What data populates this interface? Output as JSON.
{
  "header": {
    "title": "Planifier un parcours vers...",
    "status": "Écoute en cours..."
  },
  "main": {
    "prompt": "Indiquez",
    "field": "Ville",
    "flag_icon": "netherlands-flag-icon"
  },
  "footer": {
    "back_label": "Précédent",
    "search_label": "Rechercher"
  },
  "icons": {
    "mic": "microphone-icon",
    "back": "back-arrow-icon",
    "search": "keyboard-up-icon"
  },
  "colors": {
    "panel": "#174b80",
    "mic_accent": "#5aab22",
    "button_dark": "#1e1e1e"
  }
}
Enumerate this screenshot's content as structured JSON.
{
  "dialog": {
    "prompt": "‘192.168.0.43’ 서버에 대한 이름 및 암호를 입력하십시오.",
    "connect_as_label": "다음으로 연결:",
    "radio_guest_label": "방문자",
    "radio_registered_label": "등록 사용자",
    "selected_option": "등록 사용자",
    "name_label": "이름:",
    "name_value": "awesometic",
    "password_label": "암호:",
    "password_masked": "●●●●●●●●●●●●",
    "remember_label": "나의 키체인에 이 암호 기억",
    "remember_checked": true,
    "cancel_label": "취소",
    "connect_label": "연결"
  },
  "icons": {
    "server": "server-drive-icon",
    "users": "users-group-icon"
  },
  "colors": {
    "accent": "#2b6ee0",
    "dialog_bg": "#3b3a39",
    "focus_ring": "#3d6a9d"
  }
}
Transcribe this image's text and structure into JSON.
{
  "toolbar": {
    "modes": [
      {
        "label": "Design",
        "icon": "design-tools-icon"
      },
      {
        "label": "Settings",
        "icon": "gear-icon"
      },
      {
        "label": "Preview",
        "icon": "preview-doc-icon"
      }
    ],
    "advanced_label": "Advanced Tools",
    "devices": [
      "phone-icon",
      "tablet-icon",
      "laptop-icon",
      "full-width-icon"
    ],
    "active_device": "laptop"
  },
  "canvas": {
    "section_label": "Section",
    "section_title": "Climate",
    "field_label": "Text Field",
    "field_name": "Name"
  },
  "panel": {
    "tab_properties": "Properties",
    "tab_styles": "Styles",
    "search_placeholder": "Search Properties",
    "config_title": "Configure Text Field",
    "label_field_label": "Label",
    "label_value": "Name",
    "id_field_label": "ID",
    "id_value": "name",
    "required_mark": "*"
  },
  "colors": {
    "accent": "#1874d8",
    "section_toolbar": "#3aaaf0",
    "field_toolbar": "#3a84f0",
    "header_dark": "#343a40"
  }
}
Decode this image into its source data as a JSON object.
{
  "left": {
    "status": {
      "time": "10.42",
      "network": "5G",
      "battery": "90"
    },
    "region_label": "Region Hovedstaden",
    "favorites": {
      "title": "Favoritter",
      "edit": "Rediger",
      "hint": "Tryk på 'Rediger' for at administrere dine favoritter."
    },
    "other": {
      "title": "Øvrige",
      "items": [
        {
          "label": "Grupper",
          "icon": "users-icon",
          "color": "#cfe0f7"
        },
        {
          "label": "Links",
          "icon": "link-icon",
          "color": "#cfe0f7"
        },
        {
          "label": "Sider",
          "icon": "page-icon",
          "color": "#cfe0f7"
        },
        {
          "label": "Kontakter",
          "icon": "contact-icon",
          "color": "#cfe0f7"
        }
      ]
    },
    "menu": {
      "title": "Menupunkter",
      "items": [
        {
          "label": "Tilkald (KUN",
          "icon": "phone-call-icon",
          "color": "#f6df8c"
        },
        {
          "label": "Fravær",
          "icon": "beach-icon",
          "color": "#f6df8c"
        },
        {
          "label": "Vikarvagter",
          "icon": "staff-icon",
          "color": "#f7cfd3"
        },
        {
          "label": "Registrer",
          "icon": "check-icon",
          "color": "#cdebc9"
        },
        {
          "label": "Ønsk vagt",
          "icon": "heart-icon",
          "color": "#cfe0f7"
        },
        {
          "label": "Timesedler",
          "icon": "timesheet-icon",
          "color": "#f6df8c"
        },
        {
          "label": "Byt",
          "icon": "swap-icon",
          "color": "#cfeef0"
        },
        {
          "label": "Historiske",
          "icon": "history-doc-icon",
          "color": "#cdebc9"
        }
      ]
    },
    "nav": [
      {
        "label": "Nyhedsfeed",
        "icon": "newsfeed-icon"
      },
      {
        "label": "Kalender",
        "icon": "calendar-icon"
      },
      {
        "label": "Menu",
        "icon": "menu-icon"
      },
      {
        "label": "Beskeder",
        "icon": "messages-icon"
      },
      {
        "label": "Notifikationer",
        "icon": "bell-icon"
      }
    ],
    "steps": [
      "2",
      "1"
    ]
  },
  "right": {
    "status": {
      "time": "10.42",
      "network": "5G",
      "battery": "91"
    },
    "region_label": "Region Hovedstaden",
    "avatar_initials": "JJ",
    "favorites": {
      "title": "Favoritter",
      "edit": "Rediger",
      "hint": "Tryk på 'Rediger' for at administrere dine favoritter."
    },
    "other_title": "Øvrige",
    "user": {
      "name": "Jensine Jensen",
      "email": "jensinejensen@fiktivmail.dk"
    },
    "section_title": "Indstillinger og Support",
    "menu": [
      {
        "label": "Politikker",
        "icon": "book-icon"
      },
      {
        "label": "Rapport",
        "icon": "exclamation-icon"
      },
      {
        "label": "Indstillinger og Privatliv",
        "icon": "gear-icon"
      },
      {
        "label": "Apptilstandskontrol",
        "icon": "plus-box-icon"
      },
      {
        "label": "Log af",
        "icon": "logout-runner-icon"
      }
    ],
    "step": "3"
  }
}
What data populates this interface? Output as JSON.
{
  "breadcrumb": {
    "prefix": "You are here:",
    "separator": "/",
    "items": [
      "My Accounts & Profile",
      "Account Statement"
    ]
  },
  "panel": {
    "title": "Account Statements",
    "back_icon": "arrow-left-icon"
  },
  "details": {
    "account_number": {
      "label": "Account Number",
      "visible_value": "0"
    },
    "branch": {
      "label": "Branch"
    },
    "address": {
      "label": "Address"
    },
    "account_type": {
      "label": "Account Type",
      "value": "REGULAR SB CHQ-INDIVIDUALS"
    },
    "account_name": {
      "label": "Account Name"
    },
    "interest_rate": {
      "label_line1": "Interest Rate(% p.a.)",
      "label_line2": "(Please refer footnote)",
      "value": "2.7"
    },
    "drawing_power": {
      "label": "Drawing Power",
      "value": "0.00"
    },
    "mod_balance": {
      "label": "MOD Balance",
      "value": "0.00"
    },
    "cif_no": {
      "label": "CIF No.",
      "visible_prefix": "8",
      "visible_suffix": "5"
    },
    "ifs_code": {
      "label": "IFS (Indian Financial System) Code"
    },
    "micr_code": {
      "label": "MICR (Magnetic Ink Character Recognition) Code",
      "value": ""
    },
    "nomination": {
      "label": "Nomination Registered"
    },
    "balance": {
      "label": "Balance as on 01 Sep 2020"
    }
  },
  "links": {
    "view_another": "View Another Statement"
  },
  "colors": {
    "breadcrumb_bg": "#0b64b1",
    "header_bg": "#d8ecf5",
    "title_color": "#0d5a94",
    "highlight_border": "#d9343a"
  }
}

+--

Exercise instructions: Pick out the lines containing the word "image" and show them.

Answer:
Transcribe this image's text and structure into JSON.
Decode this image into its source data as a JSON object.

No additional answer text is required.